Locate the string "πρέπει" in the listing below. Copy every line where it is found.

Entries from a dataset
- - - -

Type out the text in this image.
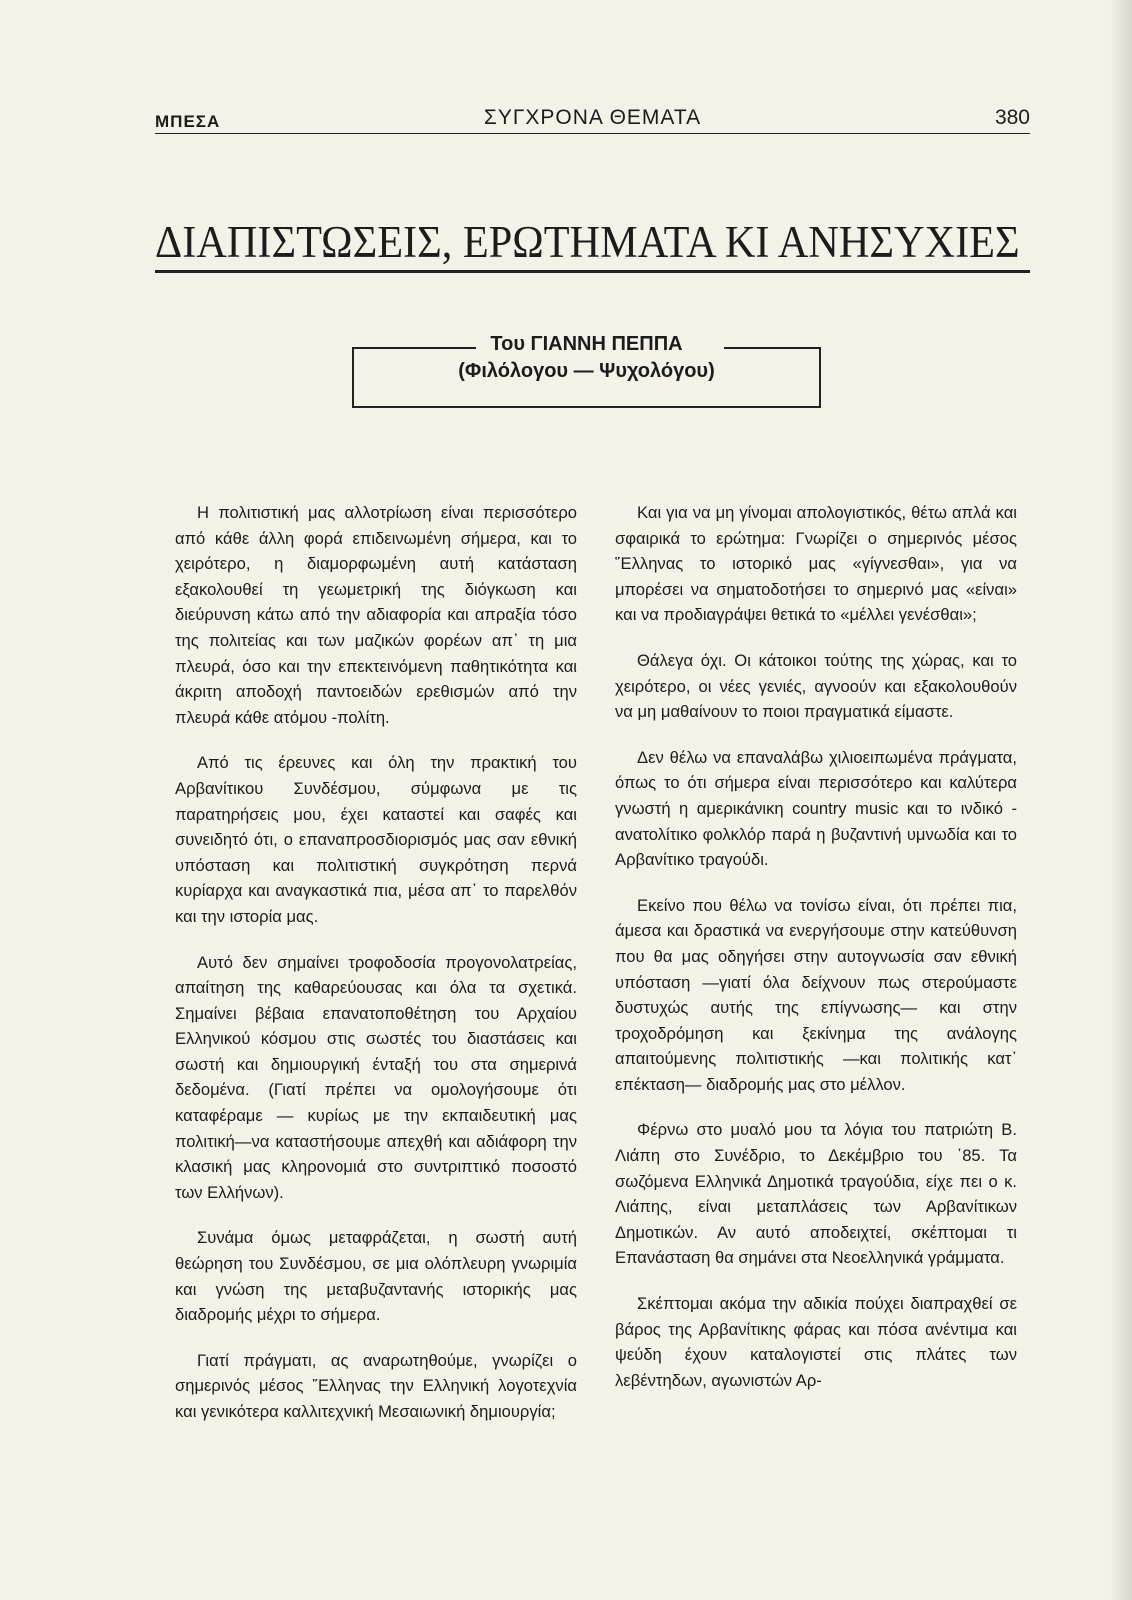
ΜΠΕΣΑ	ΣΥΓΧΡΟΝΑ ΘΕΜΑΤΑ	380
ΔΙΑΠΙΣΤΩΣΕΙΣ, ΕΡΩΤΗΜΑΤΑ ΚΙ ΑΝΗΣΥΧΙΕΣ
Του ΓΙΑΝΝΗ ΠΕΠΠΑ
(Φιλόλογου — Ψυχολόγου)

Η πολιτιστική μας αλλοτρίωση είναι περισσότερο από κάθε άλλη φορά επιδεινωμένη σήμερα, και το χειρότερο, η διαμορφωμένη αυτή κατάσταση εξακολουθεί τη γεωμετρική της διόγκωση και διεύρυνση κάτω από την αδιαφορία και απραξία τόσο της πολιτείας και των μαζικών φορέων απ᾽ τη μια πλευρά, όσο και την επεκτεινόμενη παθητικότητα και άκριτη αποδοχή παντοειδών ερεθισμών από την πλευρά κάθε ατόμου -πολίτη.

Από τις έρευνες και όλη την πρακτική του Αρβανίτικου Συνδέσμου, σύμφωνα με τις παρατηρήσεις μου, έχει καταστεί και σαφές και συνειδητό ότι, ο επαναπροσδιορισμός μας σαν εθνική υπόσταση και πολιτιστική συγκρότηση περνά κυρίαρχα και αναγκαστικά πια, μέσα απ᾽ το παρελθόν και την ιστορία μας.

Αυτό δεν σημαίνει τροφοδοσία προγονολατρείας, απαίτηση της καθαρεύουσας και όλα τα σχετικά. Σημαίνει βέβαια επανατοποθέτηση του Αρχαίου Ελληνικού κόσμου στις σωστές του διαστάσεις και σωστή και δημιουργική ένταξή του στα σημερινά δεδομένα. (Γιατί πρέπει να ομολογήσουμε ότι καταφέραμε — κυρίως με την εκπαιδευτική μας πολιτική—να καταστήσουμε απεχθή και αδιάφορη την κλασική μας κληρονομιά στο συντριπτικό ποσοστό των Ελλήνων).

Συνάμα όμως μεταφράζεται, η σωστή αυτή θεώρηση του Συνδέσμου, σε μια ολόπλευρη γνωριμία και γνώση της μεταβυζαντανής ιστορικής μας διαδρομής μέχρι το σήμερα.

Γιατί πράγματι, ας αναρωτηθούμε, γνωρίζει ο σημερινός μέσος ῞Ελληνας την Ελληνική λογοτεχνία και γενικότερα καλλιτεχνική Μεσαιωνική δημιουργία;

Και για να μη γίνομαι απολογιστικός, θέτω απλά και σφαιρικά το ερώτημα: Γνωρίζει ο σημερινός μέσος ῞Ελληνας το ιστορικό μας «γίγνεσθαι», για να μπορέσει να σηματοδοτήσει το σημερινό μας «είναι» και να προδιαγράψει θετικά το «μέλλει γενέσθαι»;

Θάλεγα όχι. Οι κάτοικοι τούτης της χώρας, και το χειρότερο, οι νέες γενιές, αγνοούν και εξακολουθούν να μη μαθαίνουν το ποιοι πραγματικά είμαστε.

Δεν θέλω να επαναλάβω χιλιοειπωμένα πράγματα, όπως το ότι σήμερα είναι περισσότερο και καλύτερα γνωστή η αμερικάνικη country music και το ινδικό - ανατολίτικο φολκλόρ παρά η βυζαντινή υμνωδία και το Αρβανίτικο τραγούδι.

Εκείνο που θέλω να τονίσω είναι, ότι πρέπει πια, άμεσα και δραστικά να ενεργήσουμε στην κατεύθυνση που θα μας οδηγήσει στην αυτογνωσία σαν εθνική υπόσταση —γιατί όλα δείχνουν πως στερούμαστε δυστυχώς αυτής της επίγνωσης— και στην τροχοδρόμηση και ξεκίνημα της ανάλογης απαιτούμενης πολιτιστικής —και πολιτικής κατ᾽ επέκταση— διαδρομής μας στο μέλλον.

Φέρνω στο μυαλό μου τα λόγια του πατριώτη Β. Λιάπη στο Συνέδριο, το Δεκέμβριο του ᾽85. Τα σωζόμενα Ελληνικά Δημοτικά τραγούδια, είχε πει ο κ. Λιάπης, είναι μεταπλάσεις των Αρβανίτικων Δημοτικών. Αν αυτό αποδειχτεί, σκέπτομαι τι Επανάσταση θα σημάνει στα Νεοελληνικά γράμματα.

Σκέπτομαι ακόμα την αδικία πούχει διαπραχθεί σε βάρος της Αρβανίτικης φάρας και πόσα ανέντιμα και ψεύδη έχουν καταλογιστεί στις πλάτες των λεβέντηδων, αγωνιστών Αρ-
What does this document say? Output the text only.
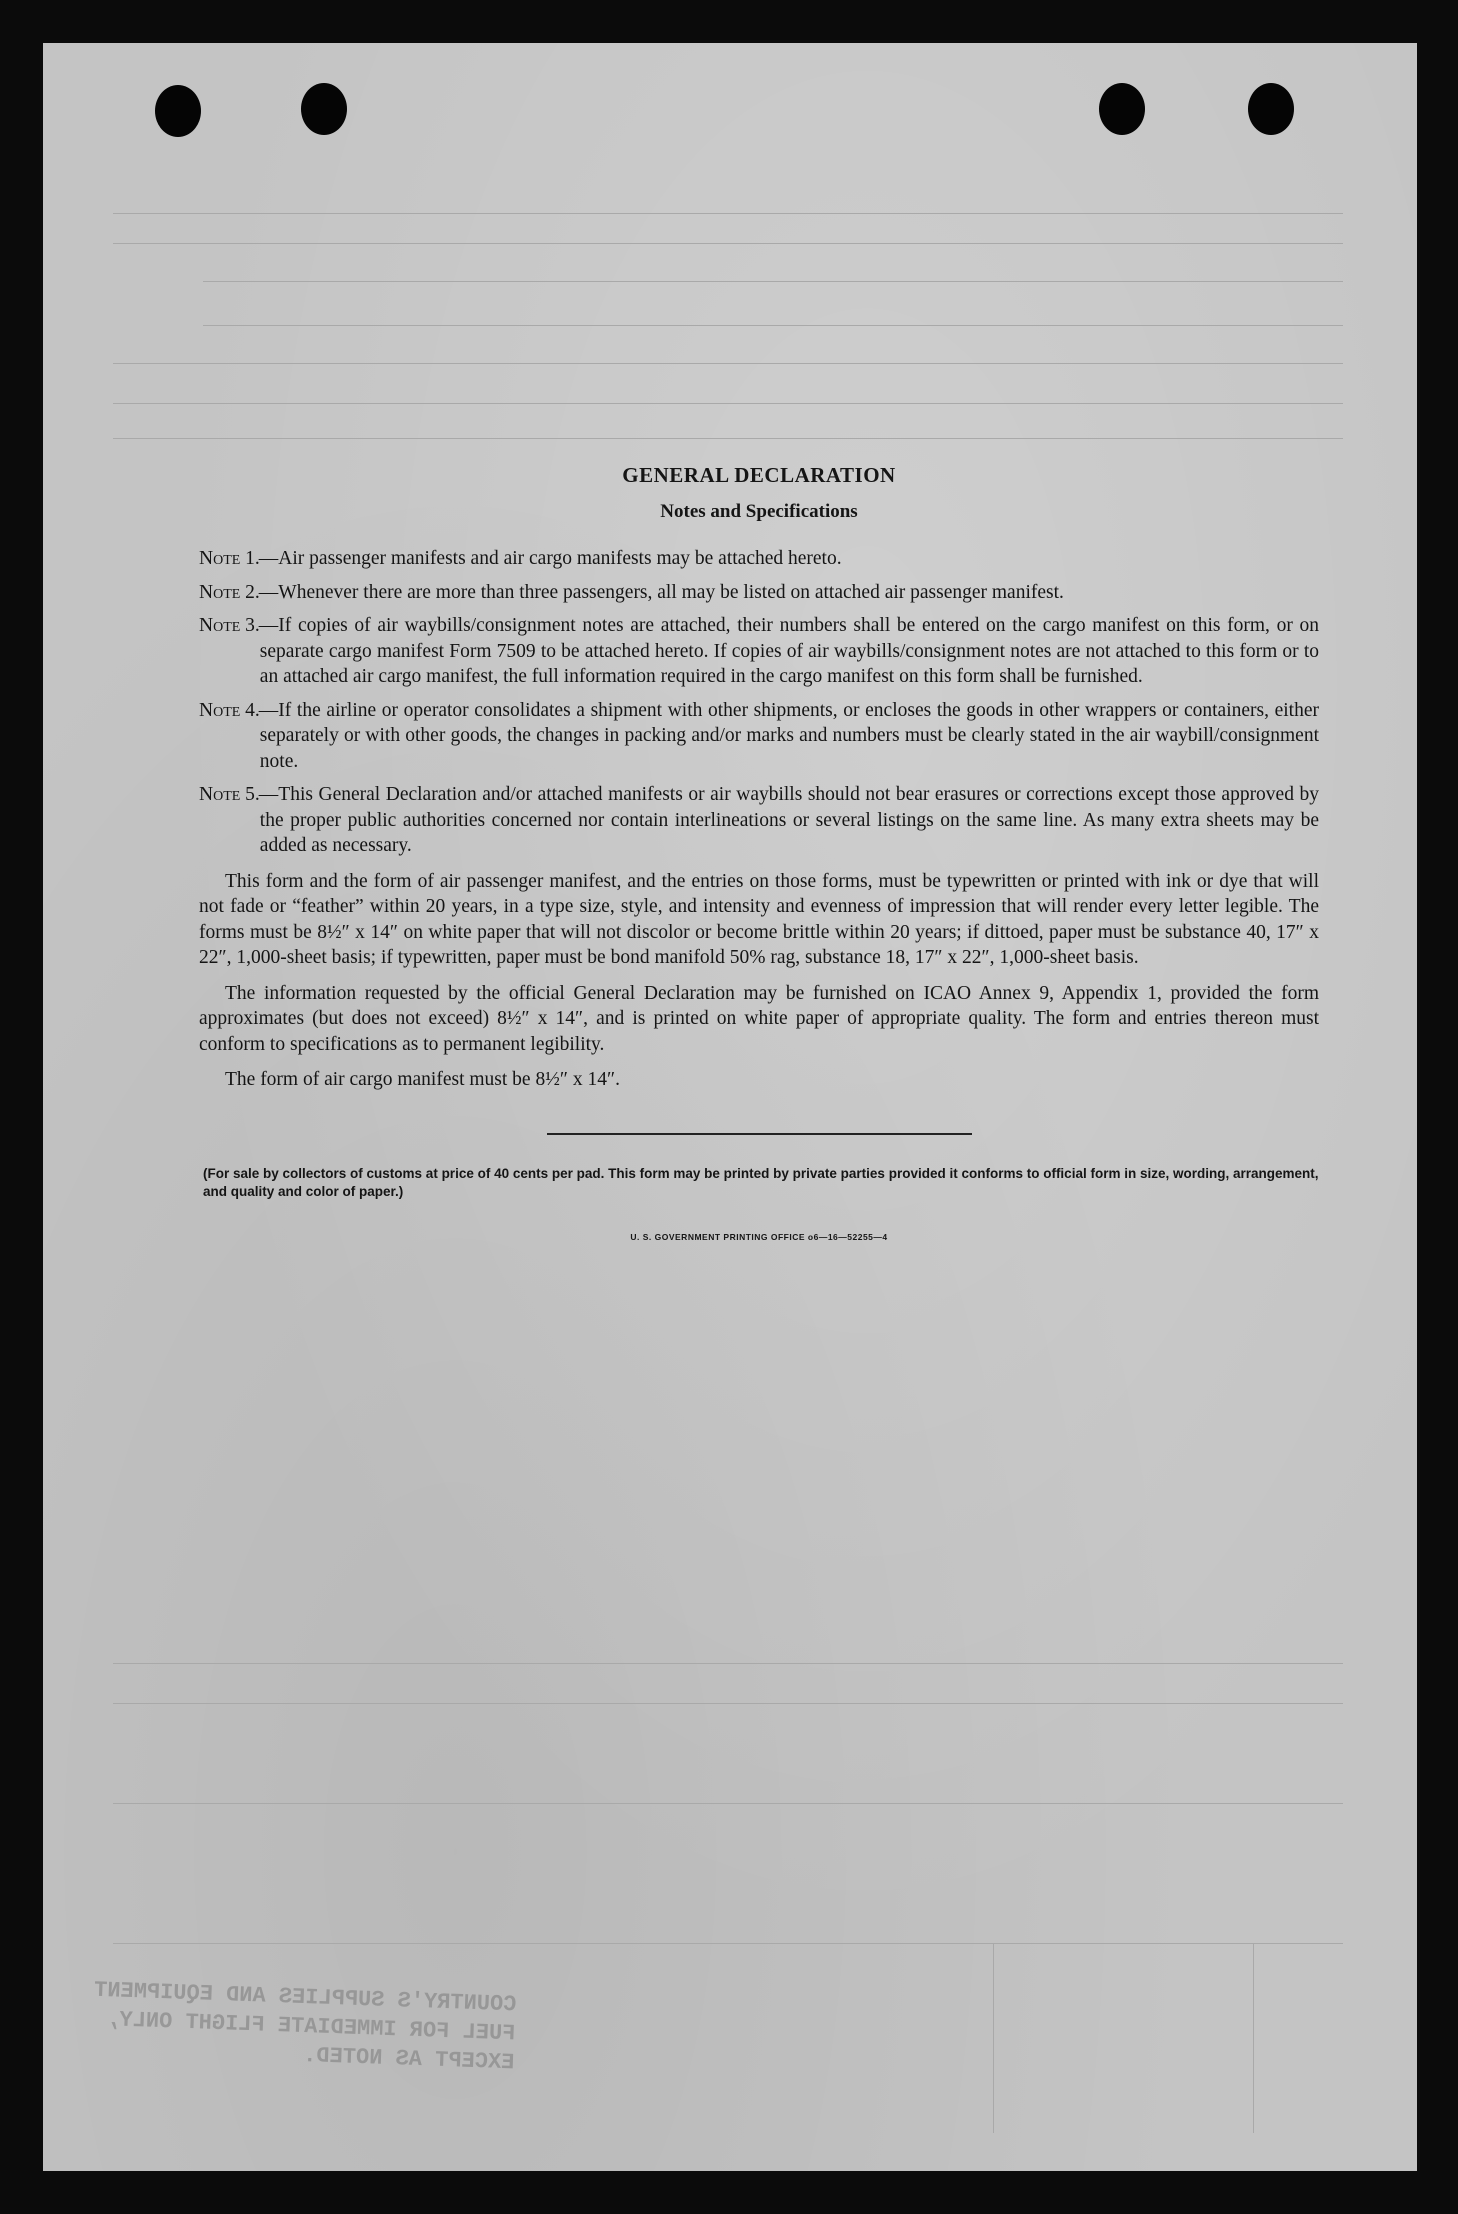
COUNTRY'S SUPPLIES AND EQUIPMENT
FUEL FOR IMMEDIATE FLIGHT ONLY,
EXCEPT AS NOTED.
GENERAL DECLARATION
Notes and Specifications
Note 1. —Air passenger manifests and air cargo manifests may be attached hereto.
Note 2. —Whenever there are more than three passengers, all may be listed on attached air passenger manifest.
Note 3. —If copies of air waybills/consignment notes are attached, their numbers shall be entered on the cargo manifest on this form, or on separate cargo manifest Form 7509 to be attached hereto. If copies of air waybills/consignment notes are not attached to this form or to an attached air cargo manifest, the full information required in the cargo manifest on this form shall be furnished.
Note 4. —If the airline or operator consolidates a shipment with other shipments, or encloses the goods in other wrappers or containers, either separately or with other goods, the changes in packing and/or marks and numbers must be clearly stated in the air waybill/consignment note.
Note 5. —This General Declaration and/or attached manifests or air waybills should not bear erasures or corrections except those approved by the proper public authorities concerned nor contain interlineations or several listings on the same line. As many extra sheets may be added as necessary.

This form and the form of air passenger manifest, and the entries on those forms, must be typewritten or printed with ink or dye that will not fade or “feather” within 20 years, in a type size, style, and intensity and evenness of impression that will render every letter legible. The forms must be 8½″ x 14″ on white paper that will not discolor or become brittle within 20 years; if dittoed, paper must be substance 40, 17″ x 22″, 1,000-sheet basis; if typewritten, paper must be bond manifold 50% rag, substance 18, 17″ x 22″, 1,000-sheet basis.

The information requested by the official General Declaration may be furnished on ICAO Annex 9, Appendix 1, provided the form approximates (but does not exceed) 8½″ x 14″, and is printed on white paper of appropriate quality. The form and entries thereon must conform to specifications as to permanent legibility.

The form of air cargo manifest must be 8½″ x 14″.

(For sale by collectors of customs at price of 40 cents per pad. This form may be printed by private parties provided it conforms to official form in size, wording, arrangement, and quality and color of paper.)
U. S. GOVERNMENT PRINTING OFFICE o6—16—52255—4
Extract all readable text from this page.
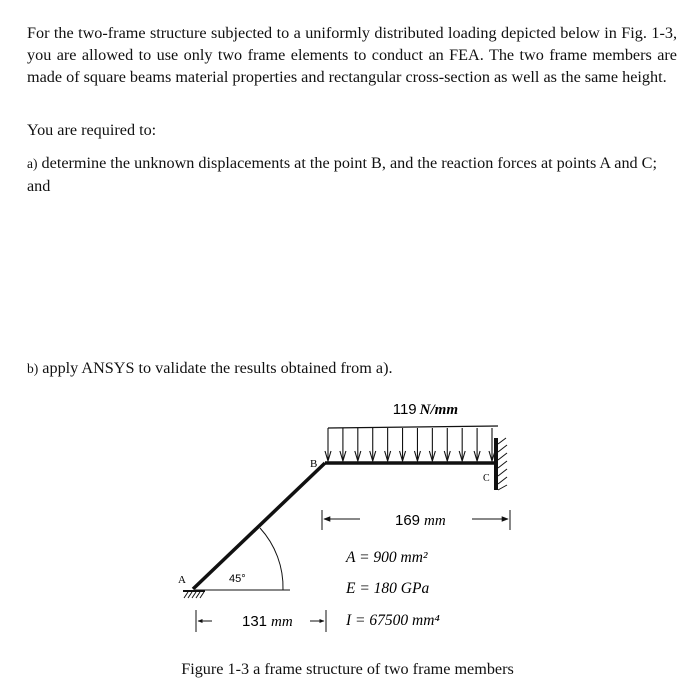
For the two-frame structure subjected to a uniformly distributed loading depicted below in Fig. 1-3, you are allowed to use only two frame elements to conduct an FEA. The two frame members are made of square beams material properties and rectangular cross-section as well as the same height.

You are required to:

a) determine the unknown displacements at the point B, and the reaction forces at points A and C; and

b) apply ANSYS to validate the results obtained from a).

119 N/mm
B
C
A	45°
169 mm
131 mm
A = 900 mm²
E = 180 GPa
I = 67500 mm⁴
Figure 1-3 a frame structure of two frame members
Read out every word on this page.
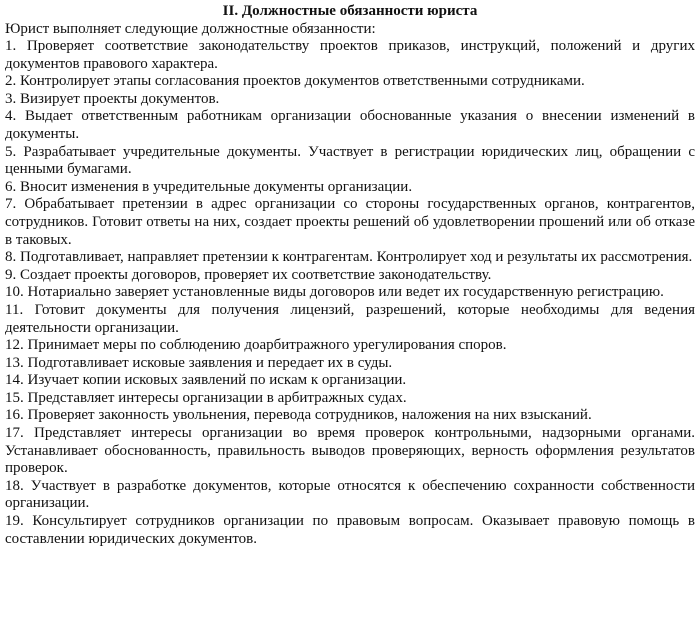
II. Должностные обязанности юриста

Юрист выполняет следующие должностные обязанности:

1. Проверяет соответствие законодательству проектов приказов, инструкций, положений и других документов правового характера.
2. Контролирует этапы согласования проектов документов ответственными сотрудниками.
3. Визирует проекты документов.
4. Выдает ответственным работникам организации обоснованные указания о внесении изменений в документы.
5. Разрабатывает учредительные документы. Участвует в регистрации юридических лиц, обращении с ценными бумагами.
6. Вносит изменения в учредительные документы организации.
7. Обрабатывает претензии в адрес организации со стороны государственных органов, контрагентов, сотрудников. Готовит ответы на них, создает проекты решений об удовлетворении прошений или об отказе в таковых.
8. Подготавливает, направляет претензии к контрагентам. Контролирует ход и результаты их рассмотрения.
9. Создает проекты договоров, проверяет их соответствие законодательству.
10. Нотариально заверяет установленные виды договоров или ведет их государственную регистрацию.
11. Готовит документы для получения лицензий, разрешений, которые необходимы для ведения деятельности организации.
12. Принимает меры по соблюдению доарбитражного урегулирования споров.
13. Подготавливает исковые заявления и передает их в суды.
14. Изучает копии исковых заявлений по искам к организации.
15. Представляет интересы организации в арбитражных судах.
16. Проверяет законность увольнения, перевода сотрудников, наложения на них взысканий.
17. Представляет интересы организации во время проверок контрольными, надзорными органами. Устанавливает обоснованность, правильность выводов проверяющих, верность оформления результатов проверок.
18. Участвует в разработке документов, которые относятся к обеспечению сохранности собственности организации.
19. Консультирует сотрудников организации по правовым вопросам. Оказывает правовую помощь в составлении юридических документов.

- - - -

§ **THE SOLUTION**
Αυτό δεν σημαίνει τροφοδοσία προγονολατρείας, απαίτηση της καθαρεύουσας και όλα τα σχετικά. Σημαίνει βέβαια επανατοποθέτηση του Αρχαίου Ελληνικού κόσμου στις σωστές του διαστάσεις και σωστή και δημιουργική ένταξή του στα σημερινά δεδομένα. (Γιατί πρέπει να ομολογήσουμε ότι καταφέραμε — κυρίως με την εκπαιδευτική μας πολιτική—να καταστήσουμε απεχθή και αδιάφορη την κλασική μας κληρονομιά στο συντριπτικό ποσοστό των Ελλήνων).
Εκείνο που θέλω να τονίσω είναι, ότι πρέπει πια, άμεσα και δραστικά να ενεργήσουμε στην κατεύθυνση που θα μας οδηγήσει στην αυτογνωσία σαν εθνική υπόσταση —γιατί όλα δείχνουν πως στερούμαστε δυστυχώς αυτής της επίγνωσης— και στην τροχοδρόμηση και ξεκίνημα της ανάλογης απαιτούμενης πολιτιστικής —και πολιτικής κατ᾽ επέκταση— διαδρομής μας στο μέλλον.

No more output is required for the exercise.